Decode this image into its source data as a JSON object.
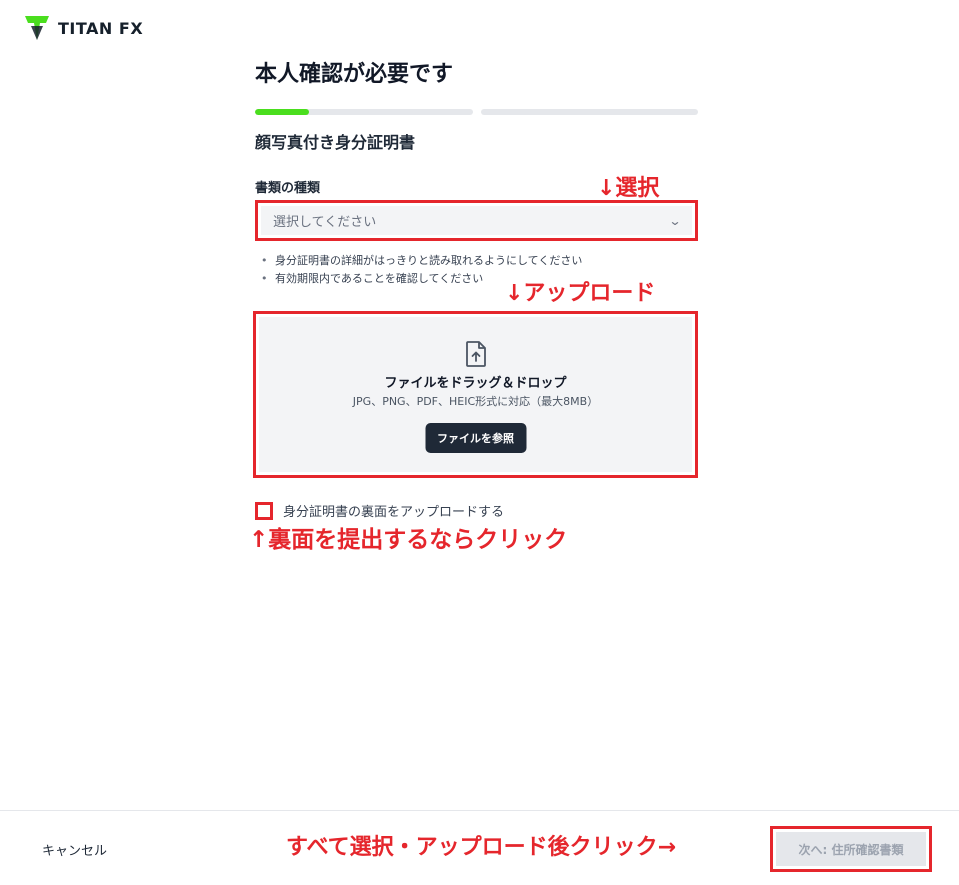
{
  "brand": {
    "logo_text": "TITAN FX",
    "accent": "#4ade1e"
  },
  "page": {
    "title": "本人確認が必要です",
    "subtitle": "顔写真付き身分証明書"
  },
  "progress": {
    "steps": 2,
    "current_step": 1,
    "fill_fraction": 0.25
  },
  "document_type": {
    "label": "書類の種類",
    "placeholder": "選択してください"
  },
  "notes": [
    "身分証明書の詳細がはっきりと読み取れるようにしてください",
    "有効期限内であることを確認してください"
  ],
  "upload": {
    "icon": "file-upload-icon",
    "title": "ファイルをドラッグ＆ドロップ",
    "formats": "JPG、PNG、PDF、HEIC形式に対応（最大8MB）",
    "browse_label": "ファイルを参照"
  },
  "back_side": {
    "label": "身分証明書の裏面をアップロードする",
    "checked": false
  },
  "annotations": {
    "select": "↓選択",
    "upload": "↓アップロード",
    "back": "↑裏面を提出するならクリック",
    "next": "すべて選択・アップロード後クリック→",
    "color": "#e5262c"
  },
  "footer": {
    "cancel_label": "キャンセル",
    "next_label": "次へ: 住所確認書類"
  }
}
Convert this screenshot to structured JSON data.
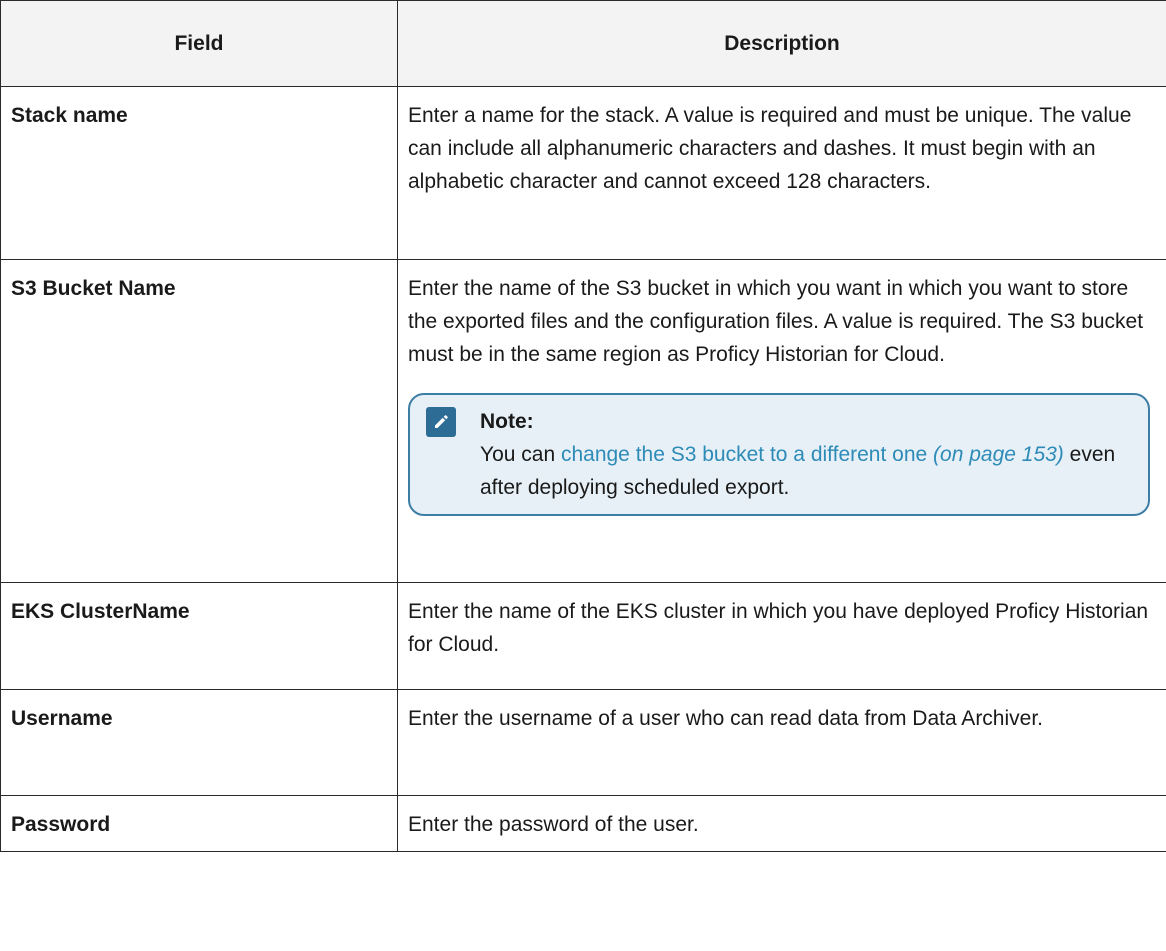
{
  "table": {
    "headers": {
      "field": "Field",
      "description": "Description"
    },
    "rows": [
      {
        "field": "Stack name",
        "description": "Enter a name for the stack. A value is required and must be unique. The value can include all alphanumeric characters and dashes. It must begin with an alphabetic character and cannot exceed 128 characters."
      },
      {
        "field": "S3 Bucket Name",
        "description": "Enter the name of the S3 bucket in which you want in which you want to store the exported files and the configuration files. A value is required. The S3 bucket must be in the same region as Proficy Historian for Cloud.",
        "note": {
          "title": "Note:",
          "text_before": "You can ",
          "link_text": "change the S3 bucket to a different one",
          "page_ref": "(on page 153)",
          "text_after": " even after deploying scheduled export.",
          "icon": "pencil-note-icon"
        }
      },
      {
        "field": "EKS ClusterName",
        "description": "Enter the name of the EKS cluster in which you have deployed Proficy Historian for Cloud."
      },
      {
        "field": "Username",
        "description": "Enter the username of a user who can read data from Data Archiver."
      },
      {
        "field": "Password",
        "description": "Enter the password of the user."
      }
    ]
  },
  "colors": {
    "note_border": "#3d7ea6",
    "note_background": "#e6f0f6",
    "link": "#2e8bb8",
    "icon_background": "#2d6c95"
  }
}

━━━━━━

> What is required: Without the pictures, restate all of the entries above verbatim.

> Task output:
Decode this image into its source data as a JSON object.
{
  "brand": {
    "logo_text": "TITAN FX",
    "accent": "#4ade1e"
  },
  "page": {
    "title": "本人確認が必要です",
    "subtitle": "顔写真付き身分証明書"
  },
  "progress": {
    "steps": 2,
    "current_step": 1,
    "fill_fraction": 0.25
  },
  "document_type": {
    "label": "書類の種類",
    "placeholder": "選択してください"
  },
  "notes": [
    "身分証明書の詳細がはっきりと読み取れるようにしてください",
    "有効期限内であることを確認してください"
  ],
  "upload": {
    "icon": "file-upload-icon",
    "title": "ファイルをドラッグ＆ドロップ",
    "formats": "JPG、PNG、PDF、HEIC形式に対応（最大8MB）",
    "browse_label": "ファイルを参照"
  },
  "back_side": {
    "label": "身分証明書の裏面をアップロードする",
    "checked": false
  },
  "annotations": {
    "select": "↓選択",
    "upload": "↓アップロード",
    "back": "↑裏面を提出するならクリック",
    "next": "すべて選択・アップロード後クリック→",
    "color": "#e5262c"
  },
  "footer": {
    "cancel_label": "キャンセル",
    "next_label": "次へ: 住所確認書類"
  }
}
Convert this screenshot to structured JSON data.
{
  "table": {
    "headers": {
      "field": "Field",
      "description": "Description"
    },
    "rows": [
      {
        "field": "Stack name",
        "description": "Enter a name for the stack. A value is required and must be unique. The value can include all alphanumeric characters and dashes. It must begin with an alphabetic character and cannot exceed 128 characters."
      },
      {
        "field": "S3 Bucket Name",
        "description": "Enter the name of the S3 bucket in which you want in which you want to store the exported files and the configuration files. A value is required. The S3 bucket must be in the same region as Proficy Historian for Cloud.",
        "note": {
          "title": "Note:",
          "text_before": "You can ",
          "link_text": "change the S3 bucket to a different one",
          "page_ref": "(on page 153)",
          "text_after": " even after deploying scheduled export.",
          "icon": "pencil-note-icon"
        }
      },
      {
        "field": "EKS ClusterName",
        "description": "Enter the name of the EKS cluster in which you have deployed Proficy Historian for Cloud."
      },
      {
        "field": "Username",
        "description": "Enter the username of a user who can read data from Data Archiver."
      },
      {
        "field": "Password",
        "description": "Enter the password of the user."
      }
    ]
  },
  "colors": {
    "note_border": "#3d7ea6",
    "note_background": "#e6f0f6",
    "link": "#2e8bb8",
    "icon_background": "#2d6c95"
  }
}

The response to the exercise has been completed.